§ The problem
Edit the lines of the rows that begin at the one containing "page-number: 218: [12, 1112, 1073, 1129]" and end after the one containing "apply-button[interactable]: Apply: [19, 694, 73, 712]", replacing "single" with "lone" and leaving everything else unchanged. Return only those lines.

* * * *

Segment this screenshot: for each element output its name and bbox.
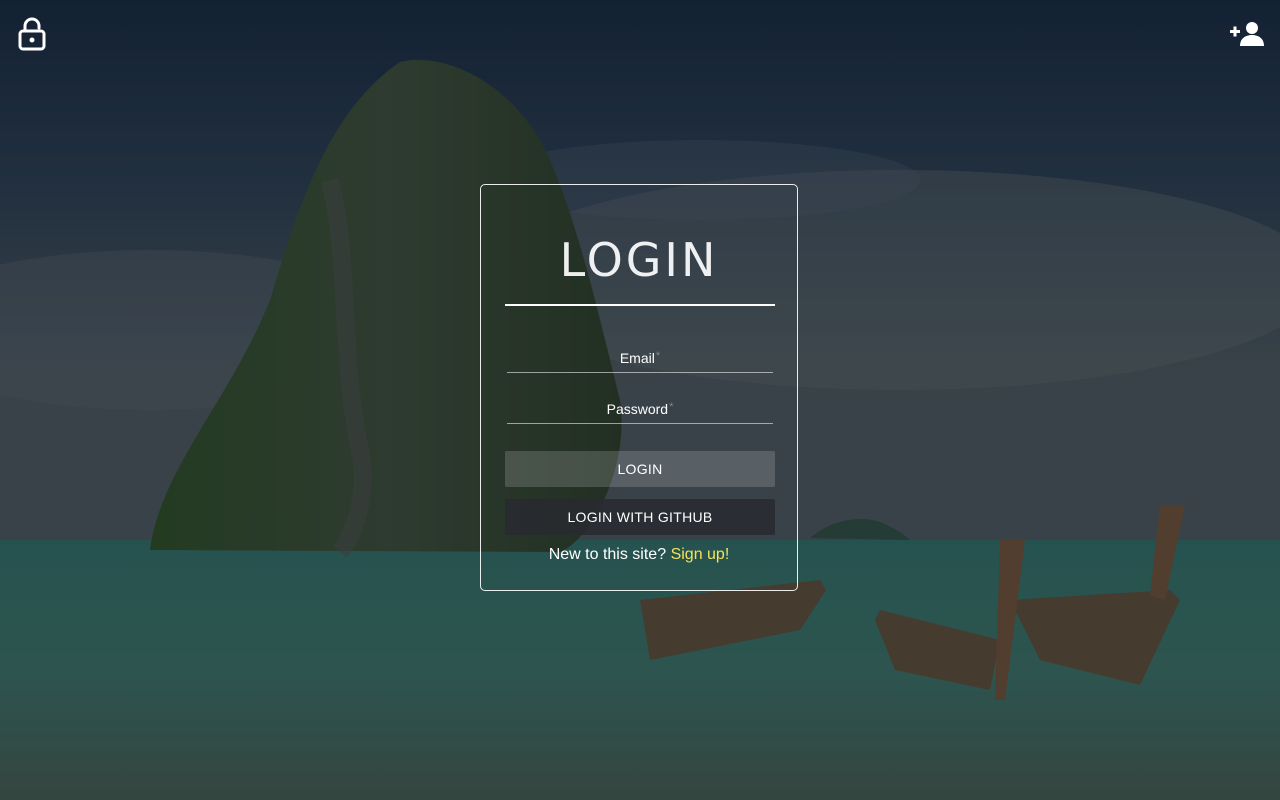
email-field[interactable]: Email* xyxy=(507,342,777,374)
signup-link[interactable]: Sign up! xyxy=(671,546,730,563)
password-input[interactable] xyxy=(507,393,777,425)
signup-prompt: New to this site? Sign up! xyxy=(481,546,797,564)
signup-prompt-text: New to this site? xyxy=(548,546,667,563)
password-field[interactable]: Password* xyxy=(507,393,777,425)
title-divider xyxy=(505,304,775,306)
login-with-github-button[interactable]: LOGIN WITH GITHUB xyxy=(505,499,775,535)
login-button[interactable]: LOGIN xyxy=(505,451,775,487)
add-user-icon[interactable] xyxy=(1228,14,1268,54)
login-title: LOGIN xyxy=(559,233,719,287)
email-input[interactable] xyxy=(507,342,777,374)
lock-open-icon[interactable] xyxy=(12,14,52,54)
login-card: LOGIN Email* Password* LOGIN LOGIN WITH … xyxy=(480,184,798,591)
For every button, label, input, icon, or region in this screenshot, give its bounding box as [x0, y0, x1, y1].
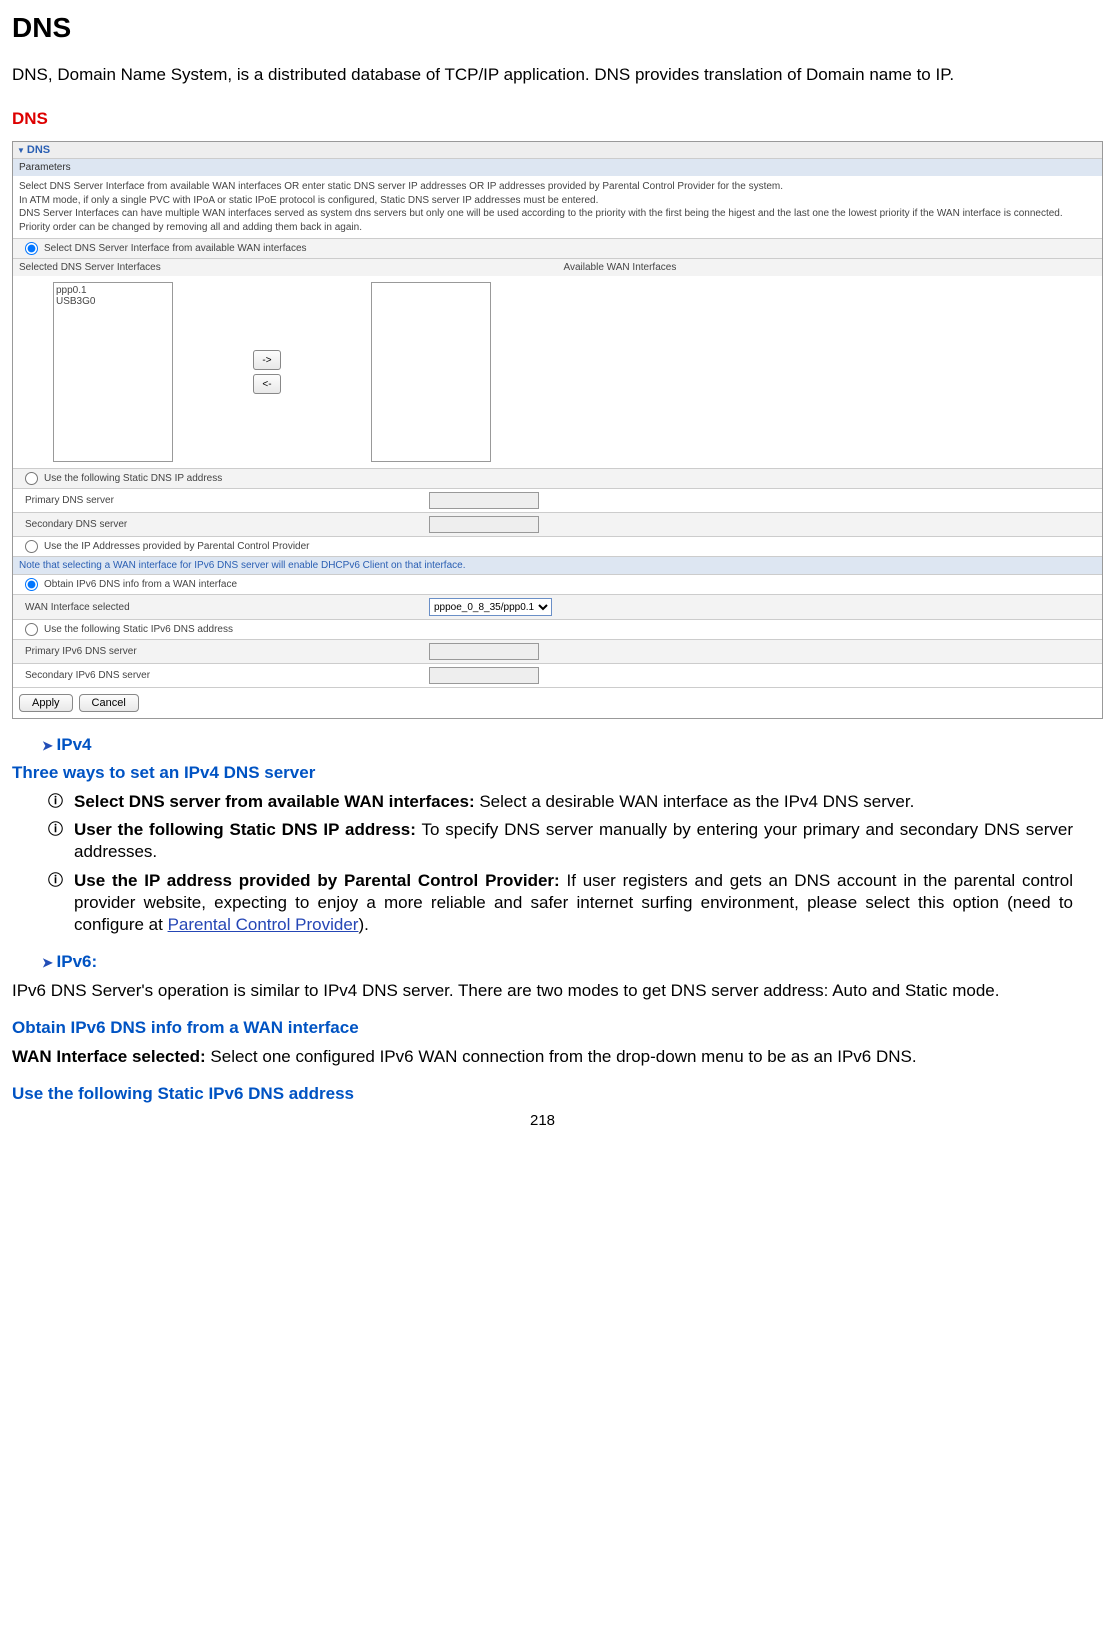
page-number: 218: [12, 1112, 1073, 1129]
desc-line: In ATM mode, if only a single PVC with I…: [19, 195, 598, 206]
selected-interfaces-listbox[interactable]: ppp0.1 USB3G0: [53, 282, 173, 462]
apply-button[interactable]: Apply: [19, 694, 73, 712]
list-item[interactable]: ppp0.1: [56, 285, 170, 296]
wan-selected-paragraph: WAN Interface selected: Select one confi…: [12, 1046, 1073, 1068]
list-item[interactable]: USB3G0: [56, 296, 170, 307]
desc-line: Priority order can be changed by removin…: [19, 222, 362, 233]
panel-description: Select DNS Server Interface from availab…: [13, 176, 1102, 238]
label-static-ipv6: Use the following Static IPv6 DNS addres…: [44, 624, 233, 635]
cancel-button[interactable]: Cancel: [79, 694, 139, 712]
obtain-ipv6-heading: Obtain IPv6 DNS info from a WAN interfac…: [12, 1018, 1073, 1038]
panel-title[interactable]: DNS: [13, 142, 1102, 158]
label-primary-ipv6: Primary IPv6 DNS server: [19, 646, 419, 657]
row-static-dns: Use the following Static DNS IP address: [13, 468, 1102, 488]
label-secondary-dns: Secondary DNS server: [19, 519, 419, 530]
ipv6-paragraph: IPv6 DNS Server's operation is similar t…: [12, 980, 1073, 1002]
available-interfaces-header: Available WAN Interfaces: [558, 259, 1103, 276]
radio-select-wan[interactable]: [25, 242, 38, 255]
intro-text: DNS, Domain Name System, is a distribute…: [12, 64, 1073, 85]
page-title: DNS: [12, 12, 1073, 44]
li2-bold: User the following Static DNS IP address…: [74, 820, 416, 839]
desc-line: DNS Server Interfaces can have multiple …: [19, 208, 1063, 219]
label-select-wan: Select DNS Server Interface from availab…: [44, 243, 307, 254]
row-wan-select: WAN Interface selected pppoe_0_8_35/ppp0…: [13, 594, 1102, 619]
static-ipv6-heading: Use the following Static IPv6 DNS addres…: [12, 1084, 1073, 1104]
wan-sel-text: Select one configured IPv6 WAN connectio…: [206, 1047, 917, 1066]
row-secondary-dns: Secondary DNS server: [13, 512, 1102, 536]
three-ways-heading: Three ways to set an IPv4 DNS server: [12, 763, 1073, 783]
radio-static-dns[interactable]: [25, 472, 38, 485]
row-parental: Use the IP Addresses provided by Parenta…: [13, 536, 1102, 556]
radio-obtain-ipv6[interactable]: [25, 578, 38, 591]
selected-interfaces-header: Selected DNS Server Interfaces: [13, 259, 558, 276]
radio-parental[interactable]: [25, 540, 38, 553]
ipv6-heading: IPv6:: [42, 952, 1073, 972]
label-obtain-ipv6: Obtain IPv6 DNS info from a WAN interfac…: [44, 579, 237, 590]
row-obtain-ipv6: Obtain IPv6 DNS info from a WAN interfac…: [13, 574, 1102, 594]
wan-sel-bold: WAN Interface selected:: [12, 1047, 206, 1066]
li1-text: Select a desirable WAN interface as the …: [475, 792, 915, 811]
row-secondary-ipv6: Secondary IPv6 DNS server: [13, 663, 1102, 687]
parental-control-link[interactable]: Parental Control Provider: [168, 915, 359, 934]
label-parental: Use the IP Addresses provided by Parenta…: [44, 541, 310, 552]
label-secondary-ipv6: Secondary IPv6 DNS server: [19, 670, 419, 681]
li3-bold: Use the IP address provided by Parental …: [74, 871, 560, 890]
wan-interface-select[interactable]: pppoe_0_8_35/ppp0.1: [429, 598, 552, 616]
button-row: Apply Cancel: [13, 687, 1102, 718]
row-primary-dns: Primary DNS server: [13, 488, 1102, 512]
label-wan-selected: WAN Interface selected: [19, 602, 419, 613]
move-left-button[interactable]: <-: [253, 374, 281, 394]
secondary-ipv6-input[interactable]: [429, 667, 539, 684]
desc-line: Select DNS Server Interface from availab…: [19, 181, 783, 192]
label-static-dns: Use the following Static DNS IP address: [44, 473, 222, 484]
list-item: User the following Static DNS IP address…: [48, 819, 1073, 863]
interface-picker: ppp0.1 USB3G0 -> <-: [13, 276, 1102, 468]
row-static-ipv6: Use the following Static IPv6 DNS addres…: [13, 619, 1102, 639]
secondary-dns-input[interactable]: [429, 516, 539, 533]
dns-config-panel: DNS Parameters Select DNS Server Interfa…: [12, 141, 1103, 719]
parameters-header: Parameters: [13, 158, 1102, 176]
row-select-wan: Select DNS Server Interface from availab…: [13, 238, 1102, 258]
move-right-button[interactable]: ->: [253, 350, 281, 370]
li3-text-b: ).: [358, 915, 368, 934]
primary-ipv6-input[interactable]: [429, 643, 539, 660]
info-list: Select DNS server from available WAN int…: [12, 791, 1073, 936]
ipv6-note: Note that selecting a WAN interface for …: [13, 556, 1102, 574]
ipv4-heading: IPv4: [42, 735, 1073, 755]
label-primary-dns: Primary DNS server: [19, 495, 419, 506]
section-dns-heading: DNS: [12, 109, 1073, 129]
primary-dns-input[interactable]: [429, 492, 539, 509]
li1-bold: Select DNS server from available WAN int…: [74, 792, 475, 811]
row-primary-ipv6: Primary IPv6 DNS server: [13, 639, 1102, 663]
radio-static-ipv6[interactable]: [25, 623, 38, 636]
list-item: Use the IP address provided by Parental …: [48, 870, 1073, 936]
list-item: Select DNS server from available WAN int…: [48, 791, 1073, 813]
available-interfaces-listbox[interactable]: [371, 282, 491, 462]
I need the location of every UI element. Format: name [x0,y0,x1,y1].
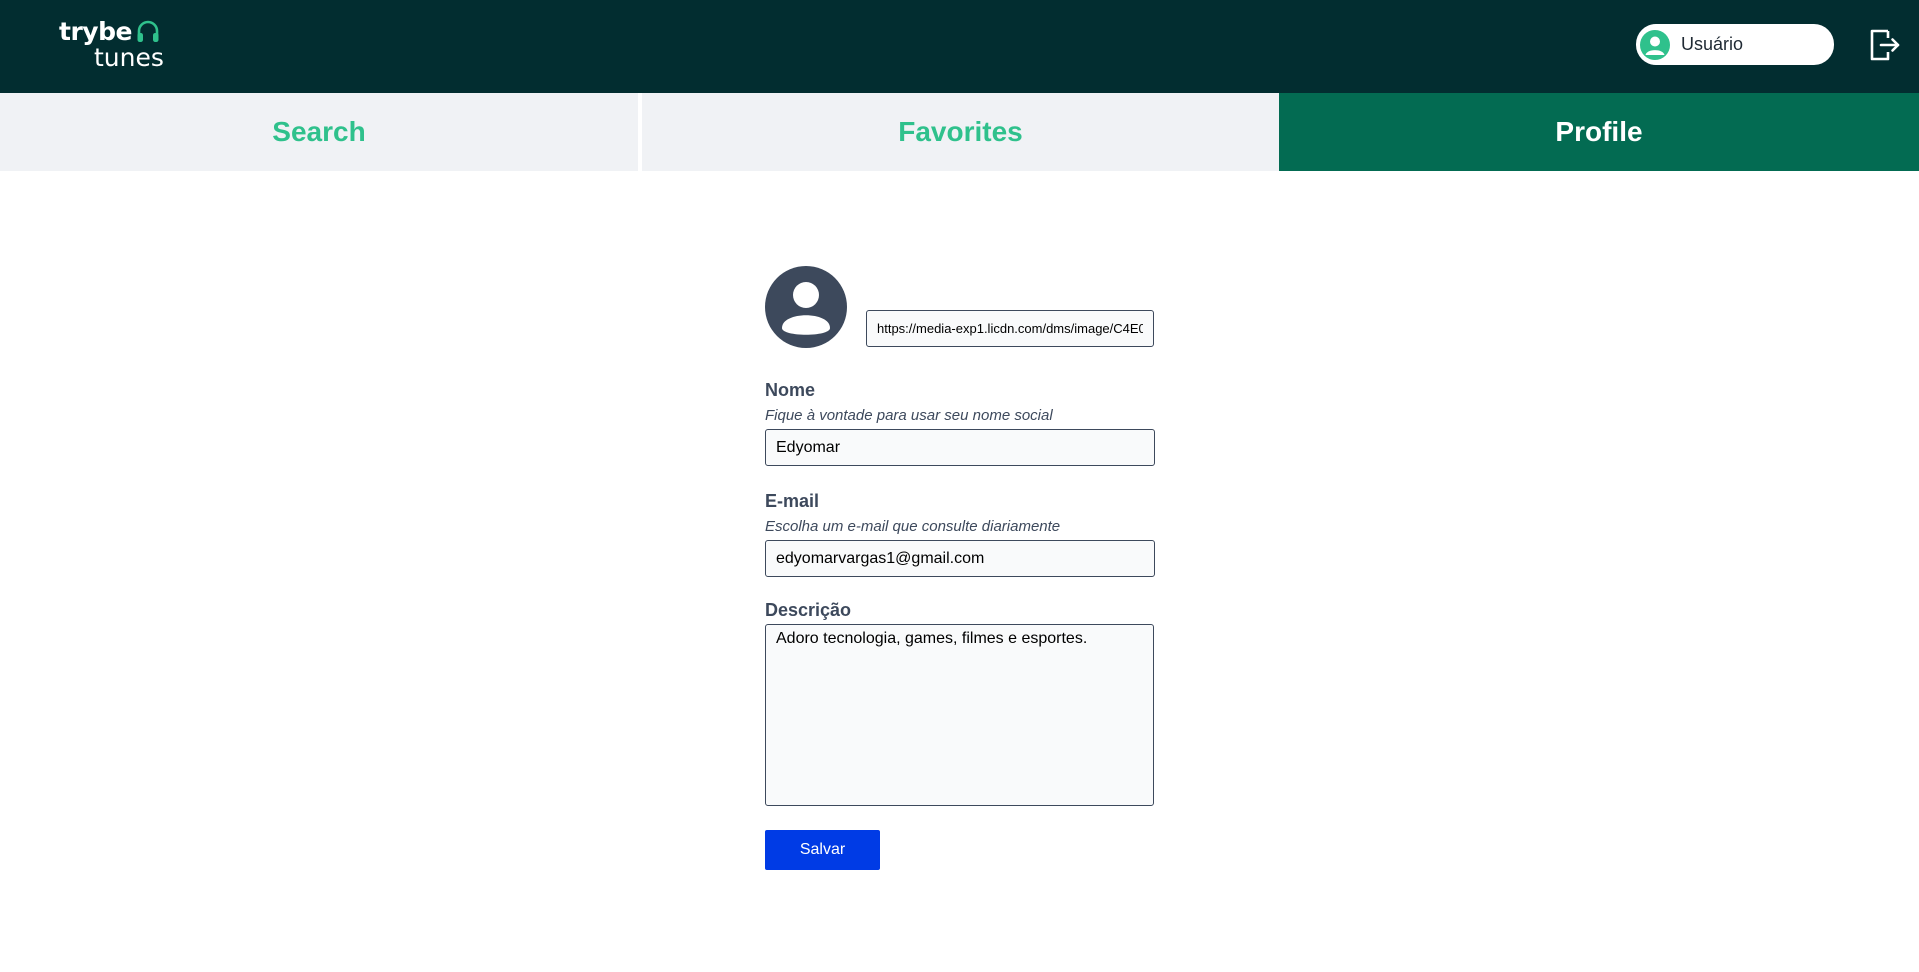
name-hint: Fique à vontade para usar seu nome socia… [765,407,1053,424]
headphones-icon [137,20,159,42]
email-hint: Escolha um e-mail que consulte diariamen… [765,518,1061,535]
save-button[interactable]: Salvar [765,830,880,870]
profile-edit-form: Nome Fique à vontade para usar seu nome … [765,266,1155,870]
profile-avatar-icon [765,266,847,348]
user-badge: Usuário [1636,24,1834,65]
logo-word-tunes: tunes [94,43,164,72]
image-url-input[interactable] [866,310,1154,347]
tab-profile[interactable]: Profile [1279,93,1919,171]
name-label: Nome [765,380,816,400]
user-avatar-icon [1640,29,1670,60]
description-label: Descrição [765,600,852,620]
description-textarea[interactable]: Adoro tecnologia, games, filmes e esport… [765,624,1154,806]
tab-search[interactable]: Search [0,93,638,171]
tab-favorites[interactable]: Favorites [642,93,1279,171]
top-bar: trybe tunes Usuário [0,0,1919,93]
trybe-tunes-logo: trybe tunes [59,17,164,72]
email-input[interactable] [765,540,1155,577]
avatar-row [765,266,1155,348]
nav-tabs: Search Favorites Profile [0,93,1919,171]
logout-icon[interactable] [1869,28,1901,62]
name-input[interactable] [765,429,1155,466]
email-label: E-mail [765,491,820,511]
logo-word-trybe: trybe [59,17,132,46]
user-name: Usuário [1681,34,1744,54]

* * * *

§ Solution for this task
page-number: 218: [12, 1112, 1073, 1129]
desc-line: In ATM mode, if only a lone PVC with I…: [19, 195, 598, 206]
selected-interfaces-listbox[interactable]: ppp0.1 USB3G0: [53, 282, 173, 462]
apply-button[interactable]: Apply: [19, 694, 73, 712]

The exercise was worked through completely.